TEXTE:
Les rares fois où j’ai travaillé en entreprise, on m’a recrutée pour des boulots dits créatifs… qui ne l’étaient pas vraiment. Le salariat, c’est dépendre d’une boîte, ce qui a ses avantages comme ses inconvénients. Les employeurs cherchent des personnes créatives, mais pas trop non plus. Ils veulent que l’on apporte un œil neuf tout en se fondant dans leur culture. J’ai eu une expérience à l’étranger : je devais faire des illustrations à la chaîne. Peu à peu, je me suis oubliée… J’étais enfermée dans un bureau et c’était très oppressant, je me sentais prisonnière. Je passais mon temps à regarder par la fenêtre. J’aurais aimé sortir et faire des croquis dans la ville. Rester assis devant son ordinateur, ça coupe la créativité. Et avoir un lieu et des horaires fixes chaque jour, faire des pauses en même temps que ses collègues, c’était comme à l’école ou la colo, une routine qui rassure avant de virer à l’angoisse. J’ai préféré revenir en France, gagner trois fois moins en freelance et remettre en route ma créativité pour éviter de m’éteindre. Aujourd’hui je prône la liberté, même s’il reste nécessaire de définir un cadre.
« Cassons les codes de l’entreprise de temps en temps »
À l’heure où les remises en question sociétales sont constantes, la créativité est un repère. Il faut réinventer le monde, rester à l’écoute de ses évolutions et des jeunes générations, apprendre à rebondir. En entreprise, on peut débloquer la créativité en facilitant les rencontres, au travers de team buildings, de sorties culturelles, d’activités artistiques et sportives, de fresques réalisées ensemble ou d’interventions d’experts venant partager histoires et savoirs. Un autre rituel à instaurer serait une marche tous les matins, en équipe. Au lieu d’échanger autour d’une table, on lance des débats debout, au fil des pas. Déambuler dans la ville ou la nature offre de la distance et ouvre la porte aux surprises. Quand le corps est en mouvement, le cerveau l’est aussi. Et puis on peut créer des salles de sieste et de rêverie, installer un piano et une boîte à idées dans un espace commun, décontextualiser les réunions. Pourquoi pas dans un parc, un musée ou près d’un immeuble en construction où rien n’est figé ? Cassons les codes de l’entreprise de temps en temps.

LISTE DES ENTRÉES:
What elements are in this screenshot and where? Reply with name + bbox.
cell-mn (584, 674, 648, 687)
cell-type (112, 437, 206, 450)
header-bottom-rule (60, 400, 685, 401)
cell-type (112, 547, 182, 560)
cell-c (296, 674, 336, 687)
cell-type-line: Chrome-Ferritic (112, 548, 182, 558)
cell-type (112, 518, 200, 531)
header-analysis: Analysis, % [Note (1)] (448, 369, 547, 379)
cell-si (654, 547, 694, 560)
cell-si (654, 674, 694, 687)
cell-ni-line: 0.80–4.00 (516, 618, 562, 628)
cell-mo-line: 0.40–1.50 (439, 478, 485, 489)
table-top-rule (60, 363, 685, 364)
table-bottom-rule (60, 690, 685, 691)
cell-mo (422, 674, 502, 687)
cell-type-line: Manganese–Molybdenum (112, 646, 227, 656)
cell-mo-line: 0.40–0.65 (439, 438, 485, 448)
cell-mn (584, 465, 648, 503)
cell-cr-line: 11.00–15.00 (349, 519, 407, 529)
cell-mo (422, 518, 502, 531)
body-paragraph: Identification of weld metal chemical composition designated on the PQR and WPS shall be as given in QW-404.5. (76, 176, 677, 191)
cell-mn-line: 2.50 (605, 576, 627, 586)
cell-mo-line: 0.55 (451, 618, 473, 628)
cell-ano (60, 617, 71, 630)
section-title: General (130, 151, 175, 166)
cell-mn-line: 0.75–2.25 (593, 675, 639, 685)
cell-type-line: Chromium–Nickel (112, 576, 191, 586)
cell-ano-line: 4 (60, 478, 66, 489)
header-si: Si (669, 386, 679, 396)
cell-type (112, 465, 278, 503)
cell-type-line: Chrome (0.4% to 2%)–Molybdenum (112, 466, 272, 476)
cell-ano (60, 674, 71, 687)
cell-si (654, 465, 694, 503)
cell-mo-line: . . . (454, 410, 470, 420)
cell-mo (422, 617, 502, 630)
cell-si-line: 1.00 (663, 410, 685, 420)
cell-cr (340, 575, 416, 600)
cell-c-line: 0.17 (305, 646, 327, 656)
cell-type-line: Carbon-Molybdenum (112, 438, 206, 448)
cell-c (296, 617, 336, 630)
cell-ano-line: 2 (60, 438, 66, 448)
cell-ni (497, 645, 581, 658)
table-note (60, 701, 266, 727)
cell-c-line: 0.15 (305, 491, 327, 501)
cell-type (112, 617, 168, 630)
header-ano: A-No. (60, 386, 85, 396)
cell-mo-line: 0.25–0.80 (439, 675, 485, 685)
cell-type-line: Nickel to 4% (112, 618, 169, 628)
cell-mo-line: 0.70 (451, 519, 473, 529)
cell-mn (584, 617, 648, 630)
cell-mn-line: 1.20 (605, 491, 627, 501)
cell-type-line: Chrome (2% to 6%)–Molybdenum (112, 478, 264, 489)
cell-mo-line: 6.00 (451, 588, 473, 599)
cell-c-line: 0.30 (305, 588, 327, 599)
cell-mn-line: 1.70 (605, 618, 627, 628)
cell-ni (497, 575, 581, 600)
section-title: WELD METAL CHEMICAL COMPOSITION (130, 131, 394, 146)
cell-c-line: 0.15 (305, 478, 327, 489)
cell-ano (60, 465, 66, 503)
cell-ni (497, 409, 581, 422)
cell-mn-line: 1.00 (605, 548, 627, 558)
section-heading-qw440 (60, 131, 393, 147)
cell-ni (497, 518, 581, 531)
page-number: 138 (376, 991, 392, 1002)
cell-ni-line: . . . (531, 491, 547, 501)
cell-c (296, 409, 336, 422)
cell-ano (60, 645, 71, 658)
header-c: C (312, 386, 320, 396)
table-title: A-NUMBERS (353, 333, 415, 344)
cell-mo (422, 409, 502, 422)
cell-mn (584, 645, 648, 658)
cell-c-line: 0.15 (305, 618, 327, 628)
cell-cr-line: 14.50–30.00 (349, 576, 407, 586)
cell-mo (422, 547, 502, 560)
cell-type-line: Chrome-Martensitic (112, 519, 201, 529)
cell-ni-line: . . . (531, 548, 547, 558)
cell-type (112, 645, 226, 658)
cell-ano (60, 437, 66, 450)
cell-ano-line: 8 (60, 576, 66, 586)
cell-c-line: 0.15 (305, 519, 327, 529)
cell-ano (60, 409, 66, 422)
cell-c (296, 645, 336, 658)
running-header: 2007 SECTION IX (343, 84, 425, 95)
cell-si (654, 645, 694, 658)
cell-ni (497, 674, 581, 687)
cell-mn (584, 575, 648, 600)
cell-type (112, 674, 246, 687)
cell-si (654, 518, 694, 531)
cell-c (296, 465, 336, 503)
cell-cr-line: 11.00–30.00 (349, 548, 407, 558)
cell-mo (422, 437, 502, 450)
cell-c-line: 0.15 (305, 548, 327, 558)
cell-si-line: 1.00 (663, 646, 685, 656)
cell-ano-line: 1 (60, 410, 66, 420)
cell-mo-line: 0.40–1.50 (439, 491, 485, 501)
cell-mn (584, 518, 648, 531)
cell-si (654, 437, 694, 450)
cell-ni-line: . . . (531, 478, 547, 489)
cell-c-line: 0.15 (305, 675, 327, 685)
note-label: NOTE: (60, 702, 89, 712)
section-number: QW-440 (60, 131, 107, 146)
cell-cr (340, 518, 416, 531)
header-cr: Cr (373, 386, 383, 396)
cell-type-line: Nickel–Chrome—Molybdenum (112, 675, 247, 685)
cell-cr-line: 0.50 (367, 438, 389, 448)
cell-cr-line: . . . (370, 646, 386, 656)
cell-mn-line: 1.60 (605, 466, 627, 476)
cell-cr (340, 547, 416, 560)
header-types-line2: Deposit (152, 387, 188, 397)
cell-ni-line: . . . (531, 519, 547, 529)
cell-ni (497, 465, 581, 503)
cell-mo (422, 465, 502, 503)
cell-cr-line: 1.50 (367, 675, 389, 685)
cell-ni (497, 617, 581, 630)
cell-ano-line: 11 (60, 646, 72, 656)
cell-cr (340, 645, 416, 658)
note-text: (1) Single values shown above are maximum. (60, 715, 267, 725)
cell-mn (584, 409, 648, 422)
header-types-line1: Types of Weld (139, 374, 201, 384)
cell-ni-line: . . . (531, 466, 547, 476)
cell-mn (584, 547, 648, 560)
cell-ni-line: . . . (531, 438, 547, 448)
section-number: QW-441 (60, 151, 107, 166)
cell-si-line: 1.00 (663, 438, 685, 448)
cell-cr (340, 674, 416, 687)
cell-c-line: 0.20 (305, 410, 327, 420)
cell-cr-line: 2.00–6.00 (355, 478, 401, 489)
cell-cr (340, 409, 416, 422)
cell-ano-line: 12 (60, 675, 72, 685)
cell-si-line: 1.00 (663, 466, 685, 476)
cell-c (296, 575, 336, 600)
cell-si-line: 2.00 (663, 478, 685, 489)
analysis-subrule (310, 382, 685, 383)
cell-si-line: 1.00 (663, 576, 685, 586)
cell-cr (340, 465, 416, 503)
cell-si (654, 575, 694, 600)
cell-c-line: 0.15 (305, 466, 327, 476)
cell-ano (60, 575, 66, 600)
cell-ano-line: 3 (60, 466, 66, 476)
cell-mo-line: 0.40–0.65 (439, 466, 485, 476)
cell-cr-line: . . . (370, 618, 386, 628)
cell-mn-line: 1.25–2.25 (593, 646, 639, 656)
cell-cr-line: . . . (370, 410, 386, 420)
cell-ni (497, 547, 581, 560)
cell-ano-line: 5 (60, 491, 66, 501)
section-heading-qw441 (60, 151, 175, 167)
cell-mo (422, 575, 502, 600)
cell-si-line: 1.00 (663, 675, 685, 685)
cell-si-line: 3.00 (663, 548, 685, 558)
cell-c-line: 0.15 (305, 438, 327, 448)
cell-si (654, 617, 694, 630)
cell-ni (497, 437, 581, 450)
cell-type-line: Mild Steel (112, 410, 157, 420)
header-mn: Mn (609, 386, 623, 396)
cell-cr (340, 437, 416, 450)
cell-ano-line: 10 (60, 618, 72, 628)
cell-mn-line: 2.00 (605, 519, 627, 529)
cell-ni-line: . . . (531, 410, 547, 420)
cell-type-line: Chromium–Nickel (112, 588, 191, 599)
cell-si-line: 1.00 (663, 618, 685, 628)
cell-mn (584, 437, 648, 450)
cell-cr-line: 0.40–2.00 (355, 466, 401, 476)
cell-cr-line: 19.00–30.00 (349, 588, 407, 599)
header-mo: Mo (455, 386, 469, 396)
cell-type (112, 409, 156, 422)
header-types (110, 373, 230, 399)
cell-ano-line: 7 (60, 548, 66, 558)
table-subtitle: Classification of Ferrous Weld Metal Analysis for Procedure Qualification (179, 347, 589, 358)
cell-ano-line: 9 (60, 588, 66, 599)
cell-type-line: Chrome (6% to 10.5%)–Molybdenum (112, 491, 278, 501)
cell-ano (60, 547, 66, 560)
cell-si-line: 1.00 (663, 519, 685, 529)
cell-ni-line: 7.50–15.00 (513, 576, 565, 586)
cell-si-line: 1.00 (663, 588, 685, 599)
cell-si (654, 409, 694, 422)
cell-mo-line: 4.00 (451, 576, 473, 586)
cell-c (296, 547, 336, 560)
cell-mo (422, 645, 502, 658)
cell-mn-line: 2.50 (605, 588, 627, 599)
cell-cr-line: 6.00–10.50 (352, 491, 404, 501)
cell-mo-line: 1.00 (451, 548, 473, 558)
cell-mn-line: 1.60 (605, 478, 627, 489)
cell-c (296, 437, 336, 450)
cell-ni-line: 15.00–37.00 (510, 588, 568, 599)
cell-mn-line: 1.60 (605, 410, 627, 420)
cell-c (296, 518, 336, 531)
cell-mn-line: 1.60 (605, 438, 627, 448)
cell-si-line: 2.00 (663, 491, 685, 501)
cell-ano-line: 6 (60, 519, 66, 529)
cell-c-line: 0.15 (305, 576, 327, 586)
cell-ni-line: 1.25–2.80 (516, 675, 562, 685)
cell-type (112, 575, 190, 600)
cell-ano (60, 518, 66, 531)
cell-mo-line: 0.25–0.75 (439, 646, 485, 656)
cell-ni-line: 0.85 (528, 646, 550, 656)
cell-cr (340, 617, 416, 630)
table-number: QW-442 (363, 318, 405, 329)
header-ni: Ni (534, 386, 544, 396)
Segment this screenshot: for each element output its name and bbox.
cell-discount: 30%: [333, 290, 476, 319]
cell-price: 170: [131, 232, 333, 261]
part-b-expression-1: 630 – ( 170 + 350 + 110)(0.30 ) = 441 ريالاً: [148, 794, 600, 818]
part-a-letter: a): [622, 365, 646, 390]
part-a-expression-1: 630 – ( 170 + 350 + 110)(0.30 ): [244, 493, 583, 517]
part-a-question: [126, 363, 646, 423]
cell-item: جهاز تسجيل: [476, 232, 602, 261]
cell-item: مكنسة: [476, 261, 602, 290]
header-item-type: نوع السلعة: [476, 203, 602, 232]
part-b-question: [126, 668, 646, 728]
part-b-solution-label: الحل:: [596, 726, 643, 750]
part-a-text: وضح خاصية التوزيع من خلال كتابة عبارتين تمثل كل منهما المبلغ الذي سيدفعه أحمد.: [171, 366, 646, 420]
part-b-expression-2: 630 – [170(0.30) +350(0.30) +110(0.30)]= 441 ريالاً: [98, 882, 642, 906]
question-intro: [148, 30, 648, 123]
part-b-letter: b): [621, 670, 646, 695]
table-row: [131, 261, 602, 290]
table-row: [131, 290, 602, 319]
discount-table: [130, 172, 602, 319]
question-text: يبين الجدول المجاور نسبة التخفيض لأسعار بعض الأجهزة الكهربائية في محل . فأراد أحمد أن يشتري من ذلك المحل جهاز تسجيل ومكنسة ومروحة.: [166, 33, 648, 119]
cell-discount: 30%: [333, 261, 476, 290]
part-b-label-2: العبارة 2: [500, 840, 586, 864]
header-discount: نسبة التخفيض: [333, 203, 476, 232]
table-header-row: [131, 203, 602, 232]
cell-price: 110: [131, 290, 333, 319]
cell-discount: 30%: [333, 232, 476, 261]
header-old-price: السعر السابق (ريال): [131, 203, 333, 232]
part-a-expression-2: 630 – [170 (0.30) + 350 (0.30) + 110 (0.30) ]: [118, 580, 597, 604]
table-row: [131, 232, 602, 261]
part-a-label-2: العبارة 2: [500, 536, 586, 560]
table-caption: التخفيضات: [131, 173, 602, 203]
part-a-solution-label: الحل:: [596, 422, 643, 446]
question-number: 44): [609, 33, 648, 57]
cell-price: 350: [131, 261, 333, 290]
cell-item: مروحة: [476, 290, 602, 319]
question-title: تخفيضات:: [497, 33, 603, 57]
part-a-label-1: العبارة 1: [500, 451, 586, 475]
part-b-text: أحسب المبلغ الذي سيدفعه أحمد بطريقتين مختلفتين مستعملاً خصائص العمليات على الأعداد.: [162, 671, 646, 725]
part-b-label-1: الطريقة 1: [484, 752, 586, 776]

CONSIGNE:
Dans le texte sur la créativité en entreprise, quel rituel quotidien est-il proposé d'instaurer en équipe ?

CORRIGÉ:
Une marche tous les matins, en équipe.